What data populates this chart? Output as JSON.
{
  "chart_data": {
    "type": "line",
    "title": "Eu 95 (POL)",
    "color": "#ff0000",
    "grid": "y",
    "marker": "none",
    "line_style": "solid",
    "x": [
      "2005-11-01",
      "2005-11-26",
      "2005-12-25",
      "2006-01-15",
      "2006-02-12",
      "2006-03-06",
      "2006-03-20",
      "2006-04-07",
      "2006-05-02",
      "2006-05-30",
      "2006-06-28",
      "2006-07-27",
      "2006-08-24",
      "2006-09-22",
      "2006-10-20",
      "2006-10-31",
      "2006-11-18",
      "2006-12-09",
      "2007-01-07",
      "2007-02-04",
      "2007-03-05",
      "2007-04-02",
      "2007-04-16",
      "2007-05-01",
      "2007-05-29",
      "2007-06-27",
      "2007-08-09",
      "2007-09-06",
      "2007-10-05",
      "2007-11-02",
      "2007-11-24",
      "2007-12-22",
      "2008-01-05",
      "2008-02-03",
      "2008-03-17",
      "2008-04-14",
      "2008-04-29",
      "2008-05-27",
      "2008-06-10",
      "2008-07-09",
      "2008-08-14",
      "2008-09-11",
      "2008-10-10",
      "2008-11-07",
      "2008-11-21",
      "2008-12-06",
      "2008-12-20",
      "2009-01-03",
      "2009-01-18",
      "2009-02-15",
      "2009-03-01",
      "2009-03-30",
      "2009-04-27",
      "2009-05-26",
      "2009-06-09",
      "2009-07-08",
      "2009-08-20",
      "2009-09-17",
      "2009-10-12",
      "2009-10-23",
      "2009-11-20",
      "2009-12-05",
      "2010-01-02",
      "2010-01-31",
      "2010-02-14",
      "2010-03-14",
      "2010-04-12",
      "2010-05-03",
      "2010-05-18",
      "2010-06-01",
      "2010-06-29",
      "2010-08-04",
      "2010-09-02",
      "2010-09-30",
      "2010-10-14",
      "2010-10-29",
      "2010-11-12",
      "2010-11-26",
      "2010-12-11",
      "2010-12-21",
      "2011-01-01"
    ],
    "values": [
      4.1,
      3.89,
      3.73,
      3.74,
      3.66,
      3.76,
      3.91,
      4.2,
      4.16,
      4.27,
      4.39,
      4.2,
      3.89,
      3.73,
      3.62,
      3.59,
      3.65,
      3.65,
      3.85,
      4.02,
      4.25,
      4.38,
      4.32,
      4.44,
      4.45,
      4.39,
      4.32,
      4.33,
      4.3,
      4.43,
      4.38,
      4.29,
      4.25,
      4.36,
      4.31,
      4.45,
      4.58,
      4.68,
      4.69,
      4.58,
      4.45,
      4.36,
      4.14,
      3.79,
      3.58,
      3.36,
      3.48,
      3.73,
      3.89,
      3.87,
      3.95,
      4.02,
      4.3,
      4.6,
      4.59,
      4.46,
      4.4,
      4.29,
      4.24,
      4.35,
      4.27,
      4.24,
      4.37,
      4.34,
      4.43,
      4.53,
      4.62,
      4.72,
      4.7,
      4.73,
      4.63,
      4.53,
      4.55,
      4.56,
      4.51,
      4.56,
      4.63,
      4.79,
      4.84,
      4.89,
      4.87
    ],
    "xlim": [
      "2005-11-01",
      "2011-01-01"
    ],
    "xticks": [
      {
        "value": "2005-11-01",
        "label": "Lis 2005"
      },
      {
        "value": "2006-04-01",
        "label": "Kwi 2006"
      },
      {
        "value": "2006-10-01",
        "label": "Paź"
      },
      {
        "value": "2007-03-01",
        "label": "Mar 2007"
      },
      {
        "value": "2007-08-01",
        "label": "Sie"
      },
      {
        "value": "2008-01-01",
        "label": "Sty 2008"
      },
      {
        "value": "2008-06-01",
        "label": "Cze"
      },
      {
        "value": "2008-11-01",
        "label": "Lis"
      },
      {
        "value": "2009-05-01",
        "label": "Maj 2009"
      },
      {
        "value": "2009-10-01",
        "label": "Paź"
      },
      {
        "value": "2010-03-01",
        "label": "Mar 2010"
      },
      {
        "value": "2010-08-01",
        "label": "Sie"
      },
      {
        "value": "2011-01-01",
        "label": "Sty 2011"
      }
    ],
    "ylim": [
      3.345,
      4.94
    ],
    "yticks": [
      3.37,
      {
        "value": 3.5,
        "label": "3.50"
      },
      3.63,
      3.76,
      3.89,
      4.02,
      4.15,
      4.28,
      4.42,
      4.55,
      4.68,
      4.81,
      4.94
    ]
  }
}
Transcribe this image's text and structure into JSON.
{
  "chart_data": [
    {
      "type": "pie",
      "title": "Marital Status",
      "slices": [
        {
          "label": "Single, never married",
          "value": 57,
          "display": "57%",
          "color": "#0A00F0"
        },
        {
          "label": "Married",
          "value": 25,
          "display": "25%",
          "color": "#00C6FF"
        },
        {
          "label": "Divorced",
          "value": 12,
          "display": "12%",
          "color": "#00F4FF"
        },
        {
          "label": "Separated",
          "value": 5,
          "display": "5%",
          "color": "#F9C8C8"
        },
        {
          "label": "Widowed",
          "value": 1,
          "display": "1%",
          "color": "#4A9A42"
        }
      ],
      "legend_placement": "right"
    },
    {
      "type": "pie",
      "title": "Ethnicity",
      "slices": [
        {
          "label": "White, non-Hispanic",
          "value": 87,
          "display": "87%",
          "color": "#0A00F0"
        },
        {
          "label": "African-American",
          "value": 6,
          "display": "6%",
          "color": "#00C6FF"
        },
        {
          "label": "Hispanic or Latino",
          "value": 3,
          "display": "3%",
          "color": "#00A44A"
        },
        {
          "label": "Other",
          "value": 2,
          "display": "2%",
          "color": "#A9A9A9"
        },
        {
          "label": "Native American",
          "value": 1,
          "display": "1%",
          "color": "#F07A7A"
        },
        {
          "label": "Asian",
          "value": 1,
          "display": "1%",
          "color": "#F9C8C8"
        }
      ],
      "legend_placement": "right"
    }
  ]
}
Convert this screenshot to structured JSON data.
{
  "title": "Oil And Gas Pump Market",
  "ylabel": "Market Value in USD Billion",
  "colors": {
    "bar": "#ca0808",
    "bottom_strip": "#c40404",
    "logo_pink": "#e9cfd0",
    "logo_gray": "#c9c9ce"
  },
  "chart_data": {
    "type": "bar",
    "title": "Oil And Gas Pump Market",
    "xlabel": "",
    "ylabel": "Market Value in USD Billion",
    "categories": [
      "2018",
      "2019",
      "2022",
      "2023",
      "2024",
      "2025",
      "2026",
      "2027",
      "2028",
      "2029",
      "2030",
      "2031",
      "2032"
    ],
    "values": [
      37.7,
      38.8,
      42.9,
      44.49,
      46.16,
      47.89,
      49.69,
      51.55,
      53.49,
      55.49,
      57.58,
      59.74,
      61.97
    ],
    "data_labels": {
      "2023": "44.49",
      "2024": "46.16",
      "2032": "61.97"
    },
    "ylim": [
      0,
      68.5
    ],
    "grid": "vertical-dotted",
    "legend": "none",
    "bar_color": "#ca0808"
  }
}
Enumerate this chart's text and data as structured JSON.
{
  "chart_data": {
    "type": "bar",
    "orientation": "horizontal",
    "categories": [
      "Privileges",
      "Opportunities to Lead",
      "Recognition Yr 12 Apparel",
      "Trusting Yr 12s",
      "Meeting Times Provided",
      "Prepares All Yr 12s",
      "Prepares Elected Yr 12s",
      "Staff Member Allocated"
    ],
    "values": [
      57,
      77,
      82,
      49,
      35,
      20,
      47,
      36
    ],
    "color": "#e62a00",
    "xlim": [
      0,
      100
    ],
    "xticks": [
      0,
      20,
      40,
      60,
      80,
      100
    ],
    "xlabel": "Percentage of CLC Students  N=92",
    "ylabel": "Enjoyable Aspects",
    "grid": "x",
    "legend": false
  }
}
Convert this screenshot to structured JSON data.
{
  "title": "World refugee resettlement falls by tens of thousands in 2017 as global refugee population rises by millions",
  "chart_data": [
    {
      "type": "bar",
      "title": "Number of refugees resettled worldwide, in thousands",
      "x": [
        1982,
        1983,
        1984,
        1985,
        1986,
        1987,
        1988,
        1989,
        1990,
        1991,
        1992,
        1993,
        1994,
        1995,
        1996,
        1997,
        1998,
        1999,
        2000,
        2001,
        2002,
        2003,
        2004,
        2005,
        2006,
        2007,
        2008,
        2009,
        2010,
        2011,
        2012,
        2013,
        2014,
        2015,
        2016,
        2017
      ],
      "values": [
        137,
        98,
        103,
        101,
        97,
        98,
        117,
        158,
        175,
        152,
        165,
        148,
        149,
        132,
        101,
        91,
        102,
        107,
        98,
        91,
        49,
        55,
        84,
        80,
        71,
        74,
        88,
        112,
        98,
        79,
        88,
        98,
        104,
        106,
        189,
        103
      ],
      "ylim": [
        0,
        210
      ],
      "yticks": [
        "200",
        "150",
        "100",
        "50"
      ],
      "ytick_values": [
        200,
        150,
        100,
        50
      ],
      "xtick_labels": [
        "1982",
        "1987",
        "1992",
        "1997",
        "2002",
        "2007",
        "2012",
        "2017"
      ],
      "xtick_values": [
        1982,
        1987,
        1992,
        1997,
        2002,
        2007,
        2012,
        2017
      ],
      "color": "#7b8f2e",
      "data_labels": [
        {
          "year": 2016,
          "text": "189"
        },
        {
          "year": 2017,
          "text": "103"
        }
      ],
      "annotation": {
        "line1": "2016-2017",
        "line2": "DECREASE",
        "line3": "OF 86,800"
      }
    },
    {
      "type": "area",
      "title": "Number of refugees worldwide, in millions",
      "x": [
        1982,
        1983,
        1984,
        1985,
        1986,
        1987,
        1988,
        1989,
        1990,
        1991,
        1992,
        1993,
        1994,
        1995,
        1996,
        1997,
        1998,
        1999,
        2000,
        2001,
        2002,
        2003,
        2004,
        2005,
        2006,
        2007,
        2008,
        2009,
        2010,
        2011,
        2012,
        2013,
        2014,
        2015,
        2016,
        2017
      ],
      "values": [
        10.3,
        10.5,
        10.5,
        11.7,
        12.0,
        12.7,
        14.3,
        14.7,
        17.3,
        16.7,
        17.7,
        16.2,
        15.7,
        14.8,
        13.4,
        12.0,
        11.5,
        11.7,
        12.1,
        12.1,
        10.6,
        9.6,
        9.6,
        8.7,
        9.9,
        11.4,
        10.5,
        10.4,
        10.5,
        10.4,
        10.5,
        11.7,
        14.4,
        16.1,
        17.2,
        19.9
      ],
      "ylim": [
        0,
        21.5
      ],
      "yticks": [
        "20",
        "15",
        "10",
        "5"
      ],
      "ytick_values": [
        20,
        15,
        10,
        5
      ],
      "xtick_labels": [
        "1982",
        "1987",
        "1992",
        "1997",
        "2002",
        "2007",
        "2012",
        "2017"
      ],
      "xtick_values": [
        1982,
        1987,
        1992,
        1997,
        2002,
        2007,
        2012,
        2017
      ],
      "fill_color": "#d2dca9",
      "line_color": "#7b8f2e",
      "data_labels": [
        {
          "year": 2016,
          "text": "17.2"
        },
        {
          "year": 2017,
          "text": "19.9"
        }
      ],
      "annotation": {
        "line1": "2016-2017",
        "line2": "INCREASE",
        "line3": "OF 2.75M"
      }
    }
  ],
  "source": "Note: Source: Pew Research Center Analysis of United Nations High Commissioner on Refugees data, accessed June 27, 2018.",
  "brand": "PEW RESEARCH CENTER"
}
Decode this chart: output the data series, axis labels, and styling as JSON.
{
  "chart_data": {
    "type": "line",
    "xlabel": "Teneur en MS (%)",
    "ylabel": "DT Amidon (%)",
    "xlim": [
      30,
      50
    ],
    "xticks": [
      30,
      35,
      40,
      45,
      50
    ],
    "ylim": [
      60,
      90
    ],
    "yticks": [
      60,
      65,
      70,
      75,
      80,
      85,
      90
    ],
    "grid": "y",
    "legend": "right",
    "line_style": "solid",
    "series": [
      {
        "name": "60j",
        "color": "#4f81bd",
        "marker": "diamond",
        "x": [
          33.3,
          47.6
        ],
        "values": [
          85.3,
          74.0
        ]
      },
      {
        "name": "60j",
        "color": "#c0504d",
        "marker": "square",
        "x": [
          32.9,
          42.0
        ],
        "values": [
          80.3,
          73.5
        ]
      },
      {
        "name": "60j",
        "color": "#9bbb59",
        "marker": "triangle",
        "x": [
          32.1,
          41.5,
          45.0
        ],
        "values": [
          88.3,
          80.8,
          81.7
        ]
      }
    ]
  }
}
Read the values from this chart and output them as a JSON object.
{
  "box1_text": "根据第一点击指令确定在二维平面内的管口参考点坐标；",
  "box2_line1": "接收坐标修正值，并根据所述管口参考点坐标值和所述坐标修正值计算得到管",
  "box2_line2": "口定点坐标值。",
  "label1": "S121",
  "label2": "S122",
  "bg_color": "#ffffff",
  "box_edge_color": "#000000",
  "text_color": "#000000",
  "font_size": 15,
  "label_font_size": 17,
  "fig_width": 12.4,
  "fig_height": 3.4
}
=-=-=-=-=
### STATED GOAL
State how many lines in the records above contain the word "grid", and give only that number.

### FULL OUTPUT
4